# Required task:
Say how many lines hold the string "地块编号", and nothing more.

# Dataset extract:
────────────────────────────────────────

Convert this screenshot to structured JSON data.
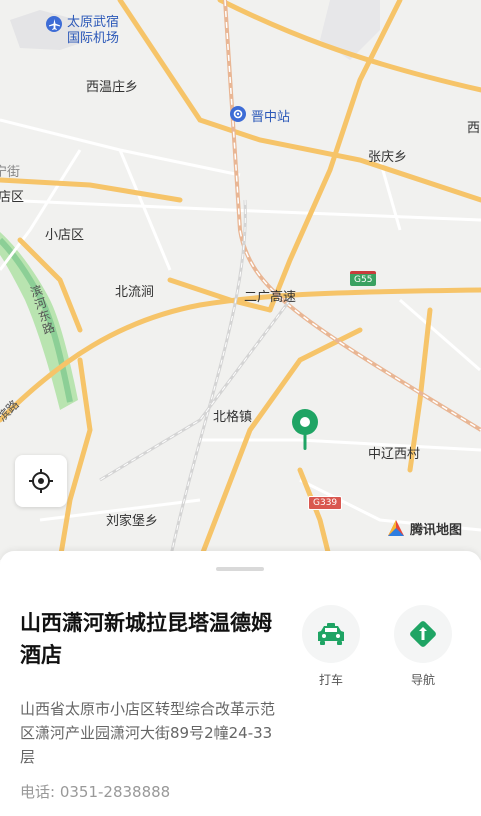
{
  "map": {
    "labels": {
      "airport_l1": "太原武宿",
      "airport_l2": "国际机场",
      "xiwenzhuang": "西温庄乡",
      "jinzhong": "晋中站",
      "xi_edge": "西",
      "zhangqing": "张庆乡",
      "jie_edge": "宁街",
      "dianqu_edge": "店区",
      "xiaodian": "小店区",
      "beiliujian": "北流涧",
      "binhe_east": "滨河东路",
      "erguang": "二广高速",
      "g55": "G55",
      "beige": "北格镇",
      "zhongliaoxi": "中辽西村",
      "binlu": "滨路",
      "g339": "G339",
      "liujiabao": "刘家堡乡"
    },
    "brand": "腾讯地图",
    "icons": {
      "airport": "airport-icon",
      "station": "train-station-icon",
      "locate": "locate-icon",
      "pin": "location-pin-icon",
      "brand_logo": "tencent-map-logo-icon"
    },
    "colors": {
      "road_major": "#f6c469",
      "road_minor": "#ffffff",
      "rail": "#e7ad8c",
      "water": "#a9dc9f",
      "pin": "#1fa464",
      "label_blue": "#2b58b8"
    }
  },
  "place": {
    "name": "山西潇河新城拉昆塔温德姆酒店",
    "address": "山西省太原市小店区转型综合改革示范区潇河产业园潇河大街89号2幢24-33层",
    "phone": "电话: 0351-2838888"
  },
  "actions": {
    "taxi_label": "打车",
    "nav_label": "导航"
  }
}
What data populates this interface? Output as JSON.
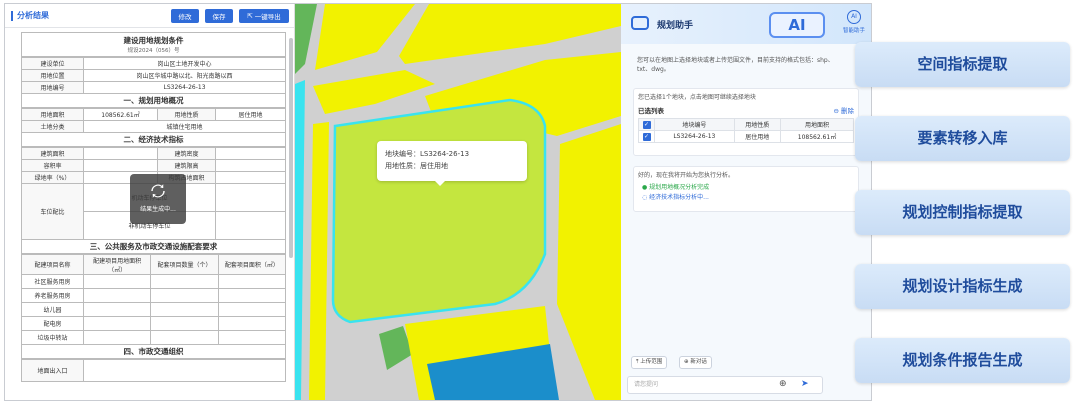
{
  "left_panel": {
    "title": "分析结果",
    "buttons": {
      "edit": "修改",
      "save": "保存",
      "export": "一键导出"
    },
    "doc": {
      "title": "建设用地规划条件",
      "subtitle": "规设2024（056）号",
      "rows": [
        {
          "label": "建设单位",
          "value": "岗山区土地开发中心"
        },
        {
          "label": "用地位置",
          "value": "岗山区华城中路以北、阳光南路以西"
        },
        {
          "label": "用地编号",
          "value": "LS3264-26-13"
        }
      ],
      "section1": "一、规划用地概况",
      "area_label": "用地面积",
      "area_value": "108562.61㎡",
      "nature_label": "用地性质",
      "nature_value": "居住用地",
      "land_class_label": "土地分类",
      "land_class_value": "城镇住宅用地",
      "section2": "二、经济技术指标",
      "econ_rows": [
        {
          "l1": "建筑面积",
          "l2": "建筑密度"
        },
        {
          "l1": "容积率",
          "l2": "建筑限高"
        },
        {
          "l1": "绿地率（%）",
          "l2": "构筑占地面积"
        }
      ],
      "parking_label": "车位配比",
      "parking_motor": "机动车停车位",
      "parking_nonmotor": "非机动车停车位",
      "section3": "三、公共服务及市政交通设施配套要求",
      "facility_headers": [
        "配建项目名称",
        "配建项目用地面积（㎡）",
        "配套项目数量（个）",
        "配套项目面积（㎡）"
      ],
      "facilities": [
        "社区服务用房",
        "养老服务用房",
        "幼儿园",
        "配电房",
        "垃圾中转站"
      ],
      "section4": "四、市政交通组织",
      "entrance_label": "地面出入口"
    },
    "loading_text": "结果生成中..."
  },
  "map": {
    "tooltip_line1": "地块编号：LS3264-26-13",
    "tooltip_line2": "用地性质：居住用地",
    "colors": {
      "yellow": "#f2f200",
      "lime": "#c4e63f",
      "green": "#63b65a",
      "blue": "#1b8ecb",
      "cyan": "#39e3ef",
      "road": "#d0d0d0"
    }
  },
  "assistant": {
    "title": "规划助手",
    "ai_badge": "AI",
    "assist_label": "智能助手",
    "intro": "您可以在地图上选择地块或者上传范围文件，目前支持的格式包括：shp、txt、dwg。",
    "selected_msg": "您已选择1个地块，点击地图可继续选择地块",
    "list_title": "已选列表",
    "delete_label": "删除",
    "table_headers": [
      "地块编号",
      "用地性质",
      "用地面积"
    ],
    "table_rows": [
      {
        "id": "LS3264-26-13",
        "nature": "居住用地",
        "area": "108562.61㎡"
      }
    ],
    "analysis_msg": "好的，现在我将开始为您执行分析。",
    "step1": "规划用地概况分析完成",
    "step2": "经济技术指标分析中...",
    "upload_chip": "上传范围",
    "new_chat_chip": "新对话",
    "input_placeholder": "请您提问"
  },
  "features": [
    "空间指标提取",
    "要素转移入库",
    "规划控制指标提取",
    "规划设计指标生成",
    "规划条件报告生成"
  ]
}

────────────────────────────────────────

# Complete answer:
2